== Prompt ==
All of the records listed below should be retyped exactly.

* BEGIN Data lines *

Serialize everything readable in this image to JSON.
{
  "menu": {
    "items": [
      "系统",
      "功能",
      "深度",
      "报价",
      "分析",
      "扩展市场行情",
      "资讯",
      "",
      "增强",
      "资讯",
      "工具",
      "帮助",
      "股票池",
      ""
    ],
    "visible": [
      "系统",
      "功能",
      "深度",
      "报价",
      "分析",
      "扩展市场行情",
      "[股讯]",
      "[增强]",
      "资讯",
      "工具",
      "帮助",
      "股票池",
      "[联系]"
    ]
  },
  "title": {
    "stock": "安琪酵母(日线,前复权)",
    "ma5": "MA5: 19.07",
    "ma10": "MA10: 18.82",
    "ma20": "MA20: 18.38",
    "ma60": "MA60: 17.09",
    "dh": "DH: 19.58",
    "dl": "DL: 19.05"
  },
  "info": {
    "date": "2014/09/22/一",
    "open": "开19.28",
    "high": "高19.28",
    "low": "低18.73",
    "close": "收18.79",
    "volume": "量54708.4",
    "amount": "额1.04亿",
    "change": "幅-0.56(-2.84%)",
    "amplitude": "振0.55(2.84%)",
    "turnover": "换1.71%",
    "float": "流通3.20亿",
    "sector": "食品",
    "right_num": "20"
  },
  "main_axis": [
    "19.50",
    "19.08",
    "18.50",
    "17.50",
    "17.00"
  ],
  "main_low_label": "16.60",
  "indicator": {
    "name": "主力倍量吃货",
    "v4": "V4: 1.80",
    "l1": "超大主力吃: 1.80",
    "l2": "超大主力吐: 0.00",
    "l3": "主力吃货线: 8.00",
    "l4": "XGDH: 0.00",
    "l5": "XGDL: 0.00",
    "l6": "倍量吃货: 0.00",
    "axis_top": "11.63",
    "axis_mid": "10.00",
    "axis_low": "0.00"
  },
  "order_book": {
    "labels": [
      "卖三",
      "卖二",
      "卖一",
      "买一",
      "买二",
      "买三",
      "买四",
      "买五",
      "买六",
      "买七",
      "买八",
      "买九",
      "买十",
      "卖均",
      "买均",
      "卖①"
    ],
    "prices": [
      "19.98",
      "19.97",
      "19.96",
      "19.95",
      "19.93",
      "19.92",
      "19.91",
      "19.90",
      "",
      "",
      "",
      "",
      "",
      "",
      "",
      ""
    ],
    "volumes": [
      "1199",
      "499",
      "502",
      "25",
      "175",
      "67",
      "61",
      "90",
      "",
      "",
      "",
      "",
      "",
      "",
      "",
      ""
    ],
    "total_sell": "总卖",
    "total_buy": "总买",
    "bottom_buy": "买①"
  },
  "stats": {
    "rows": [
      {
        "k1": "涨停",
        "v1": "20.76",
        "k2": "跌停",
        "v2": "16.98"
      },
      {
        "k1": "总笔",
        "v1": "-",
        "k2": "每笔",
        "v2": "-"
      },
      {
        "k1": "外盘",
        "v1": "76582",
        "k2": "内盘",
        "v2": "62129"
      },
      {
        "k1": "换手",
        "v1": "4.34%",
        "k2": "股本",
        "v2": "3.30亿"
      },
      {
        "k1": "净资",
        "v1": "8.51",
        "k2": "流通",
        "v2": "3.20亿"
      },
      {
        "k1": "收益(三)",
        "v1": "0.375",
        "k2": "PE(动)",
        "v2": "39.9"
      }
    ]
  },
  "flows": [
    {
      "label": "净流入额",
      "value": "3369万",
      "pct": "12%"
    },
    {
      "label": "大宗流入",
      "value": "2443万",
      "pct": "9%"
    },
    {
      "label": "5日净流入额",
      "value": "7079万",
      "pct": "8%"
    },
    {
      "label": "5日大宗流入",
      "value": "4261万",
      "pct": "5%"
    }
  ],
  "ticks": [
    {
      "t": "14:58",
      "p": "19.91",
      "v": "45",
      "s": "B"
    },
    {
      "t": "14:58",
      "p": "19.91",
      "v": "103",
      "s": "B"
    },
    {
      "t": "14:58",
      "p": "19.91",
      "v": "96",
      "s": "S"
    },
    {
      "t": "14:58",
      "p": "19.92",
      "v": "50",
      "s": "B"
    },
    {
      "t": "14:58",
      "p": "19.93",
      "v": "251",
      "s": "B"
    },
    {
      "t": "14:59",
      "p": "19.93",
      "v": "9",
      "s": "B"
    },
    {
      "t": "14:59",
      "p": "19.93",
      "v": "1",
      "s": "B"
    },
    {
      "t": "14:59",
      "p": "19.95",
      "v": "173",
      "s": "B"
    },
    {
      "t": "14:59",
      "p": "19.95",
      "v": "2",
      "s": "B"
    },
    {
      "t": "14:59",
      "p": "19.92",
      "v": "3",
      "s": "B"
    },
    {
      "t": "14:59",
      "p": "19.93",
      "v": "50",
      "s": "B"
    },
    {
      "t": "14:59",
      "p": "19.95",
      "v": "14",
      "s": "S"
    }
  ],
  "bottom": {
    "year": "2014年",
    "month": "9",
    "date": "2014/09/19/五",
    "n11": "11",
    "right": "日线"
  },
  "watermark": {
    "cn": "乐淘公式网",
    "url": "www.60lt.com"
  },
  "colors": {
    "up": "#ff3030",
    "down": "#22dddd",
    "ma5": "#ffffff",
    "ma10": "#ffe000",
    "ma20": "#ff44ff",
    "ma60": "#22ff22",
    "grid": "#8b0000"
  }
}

* END Data lines *

== Solution ==
Serialize everything readable in this image to JSON.
{
  "menu": {
    "items": [
      "系统",
      "功能",
      "深度",
      "报价",
      "分析",
      "扩展市场行情",
      "资讯",
      "",
      "增强",
      "资讯",
      "工具",
      "帮助",
      "股票池",
      ""
    ],
    "visible": [
      "系统",
      "功能",
      "深度",
      "报价",
      "分析",
      "扩展市场行情",
      "[股讯]",
      "[增强]",
      "资讯",
      "工具",
      "帮助",
      "股票池",
      "[联系]"
    ]
  },
  "title": {
    "stock": "安琪酵母(日线,前复权)",
    "ma5": "MA5: 19.07",
    "ma10": "MA10: 18.82",
    "ma20": "MA20: 18.38",
    "ma60": "MA60: 17.09",
    "dh": "DH: 19.58",
    "dl": "DL: 19.05"
  },
  "info": {
    "date": "2014/09/22/一",
    "open": "开19.28",
    "high": "高19.28",
    "low": "低18.73",
    "close": "收18.79",
    "volume": "量54708.4",
    "amount": "额1.04亿",
    "change": "幅-0.56(-2.84%)",
    "amplitude": "振0.55(2.84%)",
    "turnover": "换1.71%",
    "float": "流通3.20亿",
    "sector": "食品",
    "right_num": "20"
  },
  "main_axis": [
    "19.50",
    "19.08",
    "18.50",
    "17.50",
    "17.00"
  ],
  "main_low_label": "16.60",
  "indicator": {
    "name": "主力倍量吃货",
    "v4": "V4: 1.80",
    "l1": "超大主力吃: 1.80",
    "l2": "超大主力吐: 0.00",
    "l3": "主力吃货线: 8.00",
    "l4": "XGDH: 0.00",
    "l5": "XGDL: 0.00",
    "l6": "倍量吃货: 0.00",
    "axis_top": "11.63",
    "axis_mid": "10.00",
    "axis_low": "0.00"
  },
  "order_book": {
    "labels": [
      "卖三",
      "卖二",
      "卖一",
      "买一",
      "买二",
      "买三",
      "买四",
      "买五",
      "买六",
      "买七",
      "买八",
      "买九",
      "买十",
      "卖均",
      "买均",
      "卖①"
    ],
    "prices": [
      "19.98",
      "19.97",
      "19.96",
      "19.95",
      "19.93",
      "19.92",
      "19.91",
      "19.90",
      "",
      "",
      "",
      "",
      "",
      "",
      "",
      ""
    ],
    "volumes": [
      "1199",
      "499",
      "502",
      "25",
      "175",
      "67",
      "61",
      "90",
      "",
      "",
      "",
      "",
      "",
      "",
      "",
      ""
    ],
    "total_sell": "总卖",
    "total_buy": "总买",
    "bottom_buy": "买①"
  },
  "stats": {
    "rows": [
      {
        "k1": "涨停",
        "v1": "20.76",
        "k2": "跌停",
        "v2": "16.98"
      },
      {
        "k1": "总笔",
        "v1": "-",
        "k2": "每笔",
        "v2": "-"
      },
      {
        "k1": "外盘",
        "v1": "76582",
        "k2": "内盘",
        "v2": "62129"
      },
      {
        "k1": "换手",
        "v1": "4.34%",
        "k2": "股本",
        "v2": "3.30亿"
      },
      {
        "k1": "净资",
        "v1": "8.51",
        "k2": "流通",
        "v2": "3.20亿"
      },
      {
        "k1": "收益(三)",
        "v1": "0.375",
        "k2": "PE(动)",
        "v2": "39.9"
      }
    ]
  },
  "flows": [
    {
      "label": "净流入额",
      "value": "3369万",
      "pct": "12%"
    },
    {
      "label": "大宗流入",
      "value": "2443万",
      "pct": "9%"
    },
    {
      "label": "5日净流入额",
      "value": "7079万",
      "pct": "8%"
    },
    {
      "label": "5日大宗流入",
      "value": "4261万",
      "pct": "5%"
    }
  ],
  "ticks": [
    {
      "t": "14:58",
      "p": "19.91",
      "v": "45",
      "s": "B"
    },
    {
      "t": "14:58",
      "p": "19.91",
      "v": "103",
      "s": "B"
    },
    {
      "t": "14:58",
      "p": "19.91",
      "v": "96",
      "s": "S"
    },
    {
      "t": "14:58",
      "p": "19.92",
      "v": "50",
      "s": "B"
    },
    {
      "t": "14:58",
      "p": "19.93",
      "v": "251",
      "s": "B"
    },
    {
      "t": "14:59",
      "p": "19.93",
      "v": "9",
      "s": "B"
    },
    {
      "t": "14:59",
      "p": "19.93",
      "v": "1",
      "s": "B"
    },
    {
      "t": "14:59",
      "p": "19.95",
      "v": "173",
      "s": "B"
    },
    {
      "t": "14:59",
      "p": "19.95",
      "v": "2",
      "s": "B"
    },
    {
      "t": "14:59",
      "p": "19.92",
      "v": "3",
      "s": "B"
    },
    {
      "t": "14:59",
      "p": "19.93",
      "v": "50",
      "s": "B"
    },
    {
      "t": "14:59",
      "p": "19.95",
      "v": "14",
      "s": "S"
    }
  ],
  "bottom": {
    "year": "2014年",
    "month": "9",
    "date": "2014/09/19/五",
    "n11": "11",
    "right": "日线"
  },
  "watermark": {
    "cn": "乐淘公式网",
    "url": "www.60lt.com"
  },
  "colors": {
    "up": "#ff3030",
    "down": "#22dddd",
    "ma5": "#ffffff",
    "ma10": "#ffe000",
    "ma20": "#ff44ff",
    "ma60": "#22ff22",
    "grid": "#8b0000"
  }
}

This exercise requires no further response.